(Excerpted text):
This notebook is part 2 and a continuation of the [[Udemy CAiP] Purchase Prediction Pt1 - Descriptive Analysis notebook](https://colab.research.google.com/drive/1Acmi4BOuO1V7LCxbnMCVzu46vFSpftA6#scrollTo=97I0svM77BjK&uniqifier=1).
While part 1 is descriptive analysis, part 2 will concern predictive modeling.

###Import Libraries

In [7]:
import numpy as np
import pandas as pd

from sklearn.preprocessing import StandardScaler
from sklearn.decomposition import PCA
from sklearn.cluster import KMeans

import pickle

from sklearn.linear_model import LogisticRegression

###Import Purchase Data

In [3]:
from google.colab import files
uploaded = files.upload()

Saving purchase data.csv to purchase data (2).csv


In [8]:
import io
df_purchase = pd.read_csv(io.BytesIO(uploaded['purchase data.csv']))

###Import Pickle Objects

In [14]:
# Import pickle objects
from google.colab import drive
drive.mount('/content/drive')

import pickle
drive.mount('/content/drive')
DATA_PATH = "/content/drive/My Drive/Colab Notebooks"

Drive already mounted at /content/drive; to attempt to forcibly remount, call drive.mount("/content/drive", force_remount=True).
Drive already mounted at /content/drive; to attempt to forcibly remount, call drive.mount("/content/drive", force_remount=True).


In [15]:
infile = open(DATA_PATH+'/pca.pickle','rb')
pca = pickle.load(infile)

pca

PCA(copy=True, iterated_power='auto', n_components=3, random_state=None,
    svd_solver='auto', tol=0.0, whiten=False)

In [16]:
infile = open(DATA_PATH+'/scaler.pickle','rb')
scaler = pickle.load(infile)

scaler

StandardScaler(copy=True, with_mean=True, with_std=True)

Stored records:

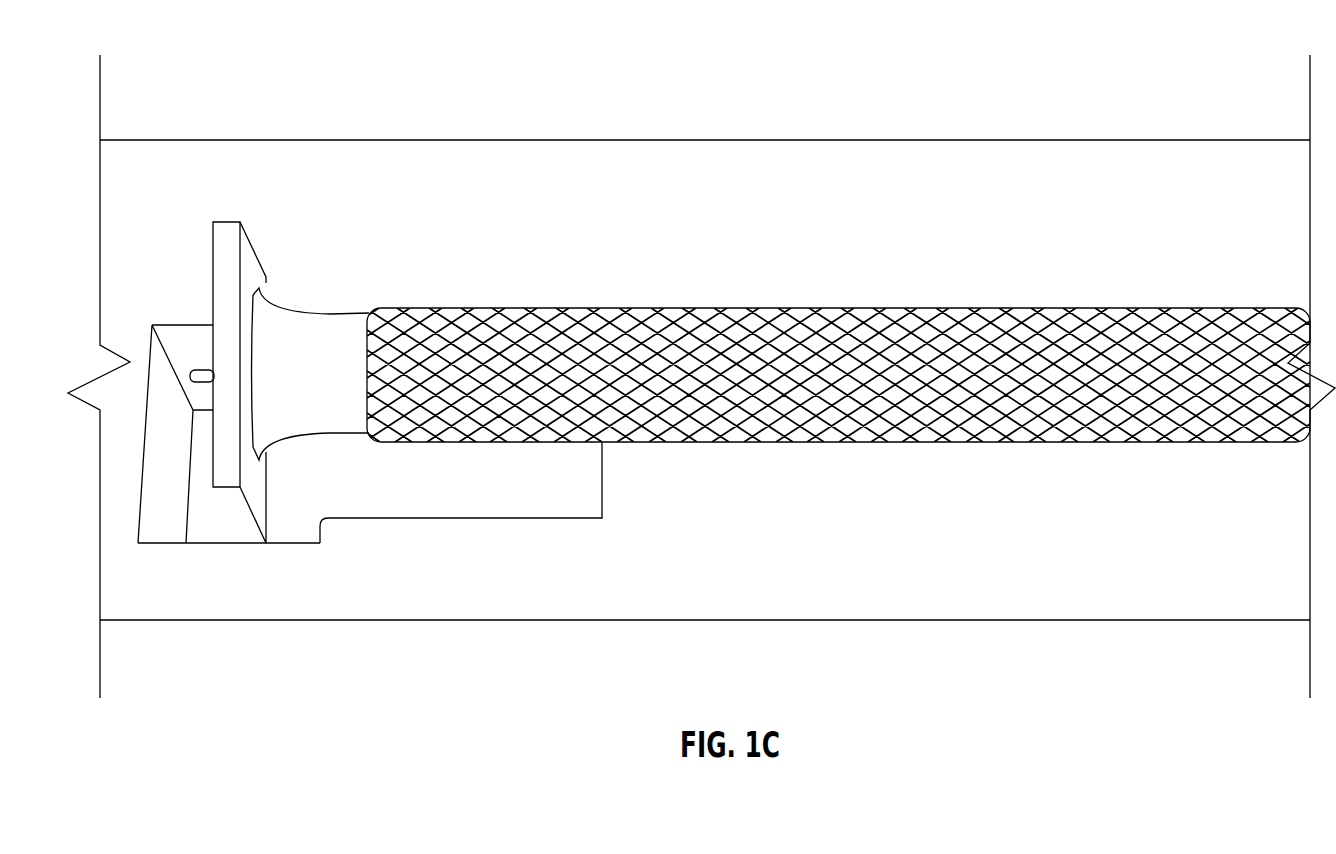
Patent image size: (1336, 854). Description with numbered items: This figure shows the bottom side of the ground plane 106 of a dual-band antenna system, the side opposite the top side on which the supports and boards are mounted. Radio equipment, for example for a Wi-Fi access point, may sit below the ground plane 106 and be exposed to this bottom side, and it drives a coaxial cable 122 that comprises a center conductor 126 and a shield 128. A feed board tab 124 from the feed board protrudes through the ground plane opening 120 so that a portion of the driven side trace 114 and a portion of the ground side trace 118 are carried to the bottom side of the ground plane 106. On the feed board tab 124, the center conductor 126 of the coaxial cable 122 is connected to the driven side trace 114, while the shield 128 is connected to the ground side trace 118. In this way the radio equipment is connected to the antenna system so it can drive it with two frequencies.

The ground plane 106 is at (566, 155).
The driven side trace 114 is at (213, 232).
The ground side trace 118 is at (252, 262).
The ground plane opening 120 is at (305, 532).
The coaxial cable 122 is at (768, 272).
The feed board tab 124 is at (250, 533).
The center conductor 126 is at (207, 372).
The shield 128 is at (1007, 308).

--

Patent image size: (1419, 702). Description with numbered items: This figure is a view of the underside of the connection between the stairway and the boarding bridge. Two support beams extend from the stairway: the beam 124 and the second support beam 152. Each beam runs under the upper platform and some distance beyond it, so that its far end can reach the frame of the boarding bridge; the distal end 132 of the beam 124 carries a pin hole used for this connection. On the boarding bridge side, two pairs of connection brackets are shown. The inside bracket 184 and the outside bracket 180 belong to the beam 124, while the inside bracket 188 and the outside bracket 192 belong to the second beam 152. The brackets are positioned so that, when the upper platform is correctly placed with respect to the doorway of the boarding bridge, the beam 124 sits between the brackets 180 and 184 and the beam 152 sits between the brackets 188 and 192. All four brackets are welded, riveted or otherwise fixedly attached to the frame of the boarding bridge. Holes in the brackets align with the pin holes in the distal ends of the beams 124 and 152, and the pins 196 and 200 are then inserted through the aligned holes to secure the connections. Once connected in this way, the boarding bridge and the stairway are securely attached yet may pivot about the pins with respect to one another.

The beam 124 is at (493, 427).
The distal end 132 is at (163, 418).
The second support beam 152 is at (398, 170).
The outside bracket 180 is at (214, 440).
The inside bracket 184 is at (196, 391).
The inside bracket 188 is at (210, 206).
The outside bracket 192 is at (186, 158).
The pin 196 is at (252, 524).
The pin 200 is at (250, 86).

(Complete the following):
• a. Name every class that the purchase prediction notebook imports from scikit-learn.
• b. Continue the purchase prediction notebook from the point where it stops.
This material is not needed.

(Solved problems):
• a. StandardScaler, PCA, KMeans, LogisticRegression

• b.
In [17]:
infile = open(DATA_PATH+'/kmeans_pca.pickle','rb')
kmeans_pca = pickle.load(infile)

kmeans_pca

KMeans(algorithm='auto', copy_x=True, init='k-means++', max_iter=300,
       n_clusters=4, n_init=10, n_jobs=None, precompute_distances='auto',
       random_state=42, tol=0.0001, verbose=0)

In [18]:
# Standardize data
features = df_purchase[['Sex', 'Marital status', 'Age', 'Education', 'Income', 'Occupation', 'Settlement size']]
df_purchase_segm_std = scaler.transform(features)

# Apply PCA
df_purchase_segm_pca = pca.transform(df_purchase_segm_std)

# Segment data
purchase_segm_kmeans_pca = kmeans_pca.predict(df_purchase_segm_pca)

# Create copy of dataframe
df_purchase_predictors = df_purchase.copy()

# Add segment labels
df_purchase_predictors['Segment'] = purchase_segm_kmeans_pca
segment_dummies = pd.get_dummies(purchase_segm_kmeans_pca, prefix = 'Segment', prefix_sep = '_')
df_purchase_predictors = pd.concat([df_purchase_predictors, segment_dummies], axis = 1)

df_pa = df_purchase_predictors

###Modeling Purchase Probability

Now we will calculate the probability of a customer purchasing at each shop visit. Method used is Logistic Regression.

First, define the dependent and independent variables.

Dependent variable is whether a purchase happens or not (values are either 0 or 1).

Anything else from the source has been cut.